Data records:
══════════

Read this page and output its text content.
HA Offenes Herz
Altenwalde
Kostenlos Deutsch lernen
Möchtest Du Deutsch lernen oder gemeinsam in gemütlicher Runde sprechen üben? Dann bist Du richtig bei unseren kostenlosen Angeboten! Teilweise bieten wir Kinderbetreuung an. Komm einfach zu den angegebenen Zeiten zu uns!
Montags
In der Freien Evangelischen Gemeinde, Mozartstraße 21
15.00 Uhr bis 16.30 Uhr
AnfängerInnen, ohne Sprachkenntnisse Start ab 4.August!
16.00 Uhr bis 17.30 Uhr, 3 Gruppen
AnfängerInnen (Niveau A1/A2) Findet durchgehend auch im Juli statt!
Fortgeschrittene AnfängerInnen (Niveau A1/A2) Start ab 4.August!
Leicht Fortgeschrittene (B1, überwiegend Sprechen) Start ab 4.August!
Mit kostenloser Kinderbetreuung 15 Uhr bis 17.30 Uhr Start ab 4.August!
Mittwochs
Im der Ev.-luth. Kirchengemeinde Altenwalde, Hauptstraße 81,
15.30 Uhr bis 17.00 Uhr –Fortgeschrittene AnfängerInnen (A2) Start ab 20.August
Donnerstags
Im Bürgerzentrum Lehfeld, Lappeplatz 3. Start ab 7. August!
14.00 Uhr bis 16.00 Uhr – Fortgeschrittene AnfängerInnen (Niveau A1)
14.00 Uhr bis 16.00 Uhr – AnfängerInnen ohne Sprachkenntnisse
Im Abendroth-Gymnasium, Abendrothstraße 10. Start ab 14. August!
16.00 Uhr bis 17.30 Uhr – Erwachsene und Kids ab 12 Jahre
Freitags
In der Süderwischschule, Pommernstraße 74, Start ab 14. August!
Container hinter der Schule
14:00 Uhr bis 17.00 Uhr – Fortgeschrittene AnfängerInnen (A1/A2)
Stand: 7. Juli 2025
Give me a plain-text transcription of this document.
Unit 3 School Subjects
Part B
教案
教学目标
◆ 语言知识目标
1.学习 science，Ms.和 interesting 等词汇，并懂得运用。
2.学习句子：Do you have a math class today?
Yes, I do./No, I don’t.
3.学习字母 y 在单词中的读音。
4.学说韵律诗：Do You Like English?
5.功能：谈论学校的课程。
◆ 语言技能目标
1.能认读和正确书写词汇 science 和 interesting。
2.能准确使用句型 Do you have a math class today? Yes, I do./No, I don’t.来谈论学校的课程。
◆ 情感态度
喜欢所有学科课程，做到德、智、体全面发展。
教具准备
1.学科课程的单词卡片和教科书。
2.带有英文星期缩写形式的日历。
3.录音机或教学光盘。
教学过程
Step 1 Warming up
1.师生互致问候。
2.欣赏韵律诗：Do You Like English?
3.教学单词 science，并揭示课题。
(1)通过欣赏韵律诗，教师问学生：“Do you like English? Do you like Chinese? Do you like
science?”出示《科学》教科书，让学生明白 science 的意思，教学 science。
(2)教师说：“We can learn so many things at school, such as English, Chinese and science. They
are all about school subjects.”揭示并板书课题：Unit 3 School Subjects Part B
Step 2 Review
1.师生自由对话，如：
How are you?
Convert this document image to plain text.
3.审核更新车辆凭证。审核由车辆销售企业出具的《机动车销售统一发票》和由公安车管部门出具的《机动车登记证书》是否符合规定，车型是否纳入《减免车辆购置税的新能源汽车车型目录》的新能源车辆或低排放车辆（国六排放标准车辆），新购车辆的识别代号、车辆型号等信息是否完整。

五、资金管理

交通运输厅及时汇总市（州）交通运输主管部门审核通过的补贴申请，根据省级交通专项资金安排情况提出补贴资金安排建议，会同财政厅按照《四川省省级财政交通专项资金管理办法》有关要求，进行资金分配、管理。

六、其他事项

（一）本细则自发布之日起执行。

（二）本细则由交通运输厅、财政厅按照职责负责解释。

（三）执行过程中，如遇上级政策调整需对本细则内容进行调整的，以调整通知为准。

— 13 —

══════════

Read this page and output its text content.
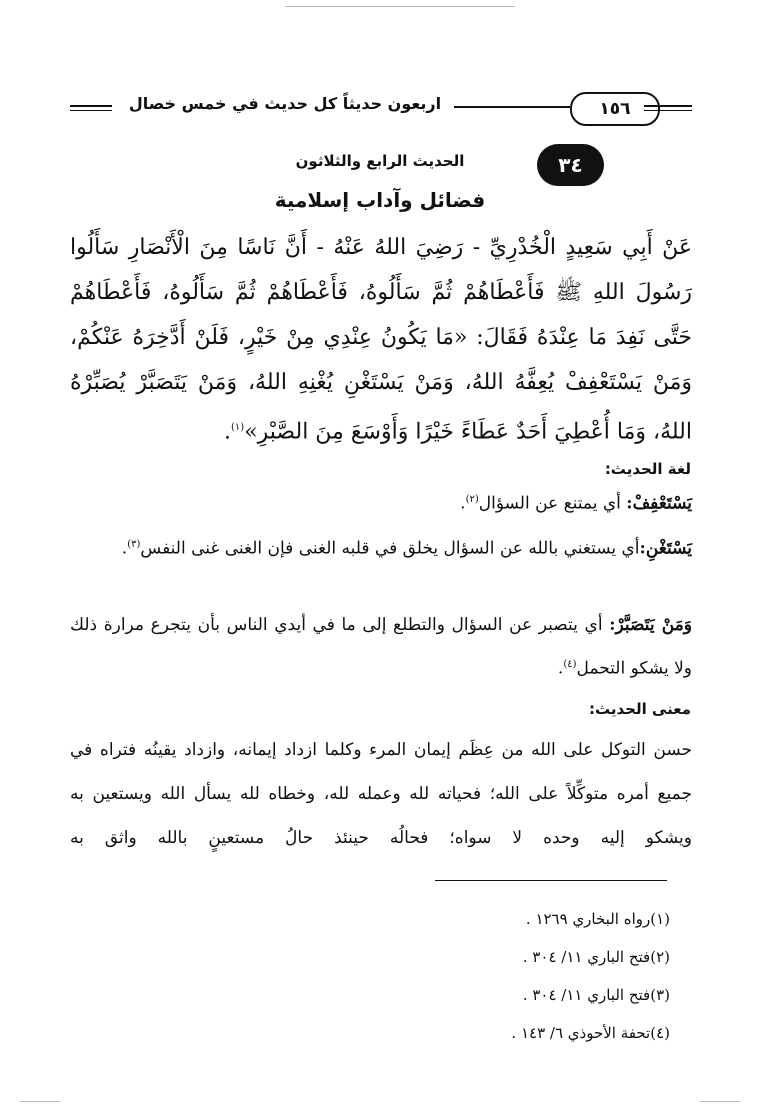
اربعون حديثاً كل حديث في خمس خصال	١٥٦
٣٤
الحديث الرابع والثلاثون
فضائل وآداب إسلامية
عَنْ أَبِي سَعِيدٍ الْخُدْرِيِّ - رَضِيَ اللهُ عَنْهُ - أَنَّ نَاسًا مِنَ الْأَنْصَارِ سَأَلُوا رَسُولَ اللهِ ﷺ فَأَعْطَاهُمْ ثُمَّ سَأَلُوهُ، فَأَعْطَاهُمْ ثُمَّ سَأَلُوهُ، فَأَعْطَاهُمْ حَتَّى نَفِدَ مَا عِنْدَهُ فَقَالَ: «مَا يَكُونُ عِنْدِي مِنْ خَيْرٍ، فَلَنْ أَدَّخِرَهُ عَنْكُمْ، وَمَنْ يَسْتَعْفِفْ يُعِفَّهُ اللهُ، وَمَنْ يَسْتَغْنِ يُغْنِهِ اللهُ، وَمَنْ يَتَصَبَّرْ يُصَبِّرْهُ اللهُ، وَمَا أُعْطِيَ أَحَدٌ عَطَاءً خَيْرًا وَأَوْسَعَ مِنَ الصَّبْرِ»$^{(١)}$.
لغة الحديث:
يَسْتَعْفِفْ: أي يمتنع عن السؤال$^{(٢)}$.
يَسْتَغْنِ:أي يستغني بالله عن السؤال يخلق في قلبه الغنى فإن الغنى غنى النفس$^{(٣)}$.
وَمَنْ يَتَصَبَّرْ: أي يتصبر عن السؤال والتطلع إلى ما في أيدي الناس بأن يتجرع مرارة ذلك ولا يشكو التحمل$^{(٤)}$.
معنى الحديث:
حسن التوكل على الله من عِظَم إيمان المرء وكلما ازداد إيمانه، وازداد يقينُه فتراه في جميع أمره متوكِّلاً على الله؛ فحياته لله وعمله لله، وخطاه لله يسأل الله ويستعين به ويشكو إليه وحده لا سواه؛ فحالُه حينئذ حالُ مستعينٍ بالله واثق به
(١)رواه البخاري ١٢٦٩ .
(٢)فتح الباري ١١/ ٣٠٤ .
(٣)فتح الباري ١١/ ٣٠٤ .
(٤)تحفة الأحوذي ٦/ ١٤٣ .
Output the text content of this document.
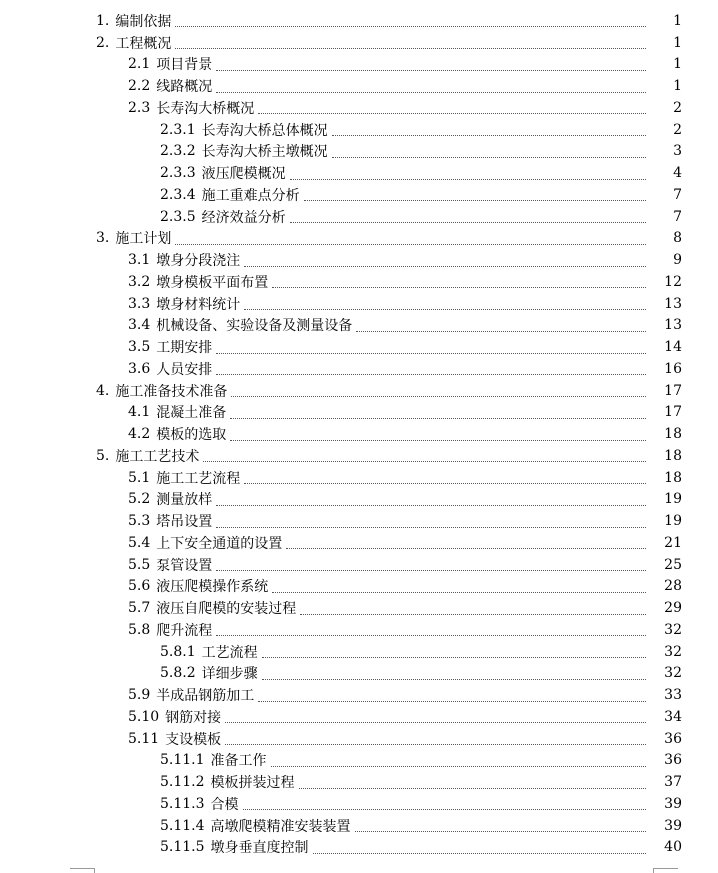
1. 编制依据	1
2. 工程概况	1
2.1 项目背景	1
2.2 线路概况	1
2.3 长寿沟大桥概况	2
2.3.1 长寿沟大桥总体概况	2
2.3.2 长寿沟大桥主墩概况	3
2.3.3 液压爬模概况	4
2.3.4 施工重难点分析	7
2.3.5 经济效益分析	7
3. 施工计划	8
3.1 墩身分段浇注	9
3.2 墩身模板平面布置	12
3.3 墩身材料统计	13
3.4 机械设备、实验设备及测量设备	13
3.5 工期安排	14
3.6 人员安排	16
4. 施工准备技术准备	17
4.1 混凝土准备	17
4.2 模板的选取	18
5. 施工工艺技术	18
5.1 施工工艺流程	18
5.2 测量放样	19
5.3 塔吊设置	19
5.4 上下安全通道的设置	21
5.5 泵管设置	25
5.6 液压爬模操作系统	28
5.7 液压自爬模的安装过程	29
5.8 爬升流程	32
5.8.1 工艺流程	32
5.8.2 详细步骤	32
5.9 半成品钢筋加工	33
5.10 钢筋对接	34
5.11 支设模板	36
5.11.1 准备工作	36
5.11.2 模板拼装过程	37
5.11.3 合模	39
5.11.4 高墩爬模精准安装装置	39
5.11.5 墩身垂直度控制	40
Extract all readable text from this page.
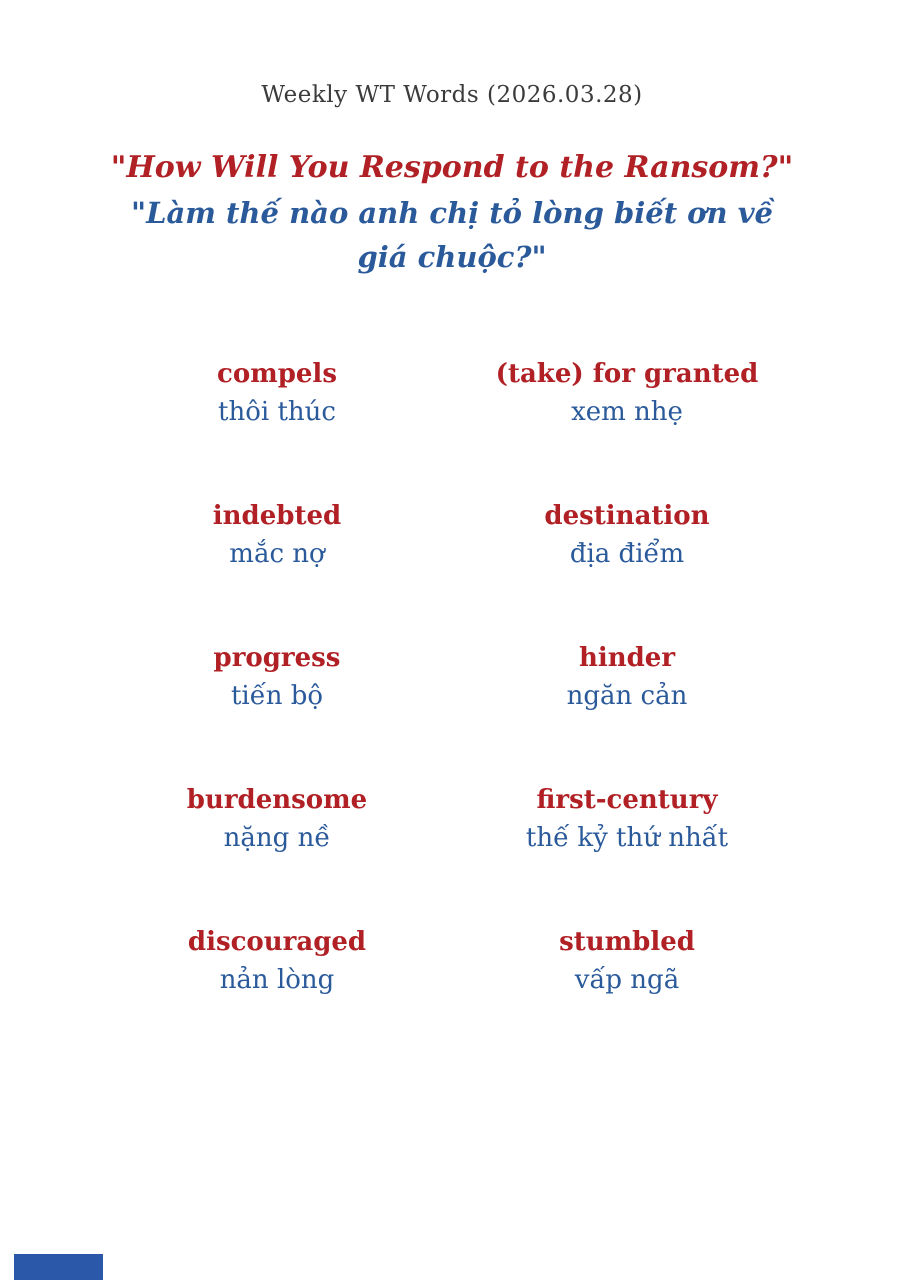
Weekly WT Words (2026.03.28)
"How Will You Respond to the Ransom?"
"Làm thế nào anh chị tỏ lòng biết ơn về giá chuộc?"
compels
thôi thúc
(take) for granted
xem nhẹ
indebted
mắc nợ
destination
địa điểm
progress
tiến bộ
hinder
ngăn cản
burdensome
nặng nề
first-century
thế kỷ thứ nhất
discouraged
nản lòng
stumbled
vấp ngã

══════════

- [Job]: Count the lines of the data that contain the string "Sprachkenntnisse", and reply with that number alone.

- [Answer to the problem]: 2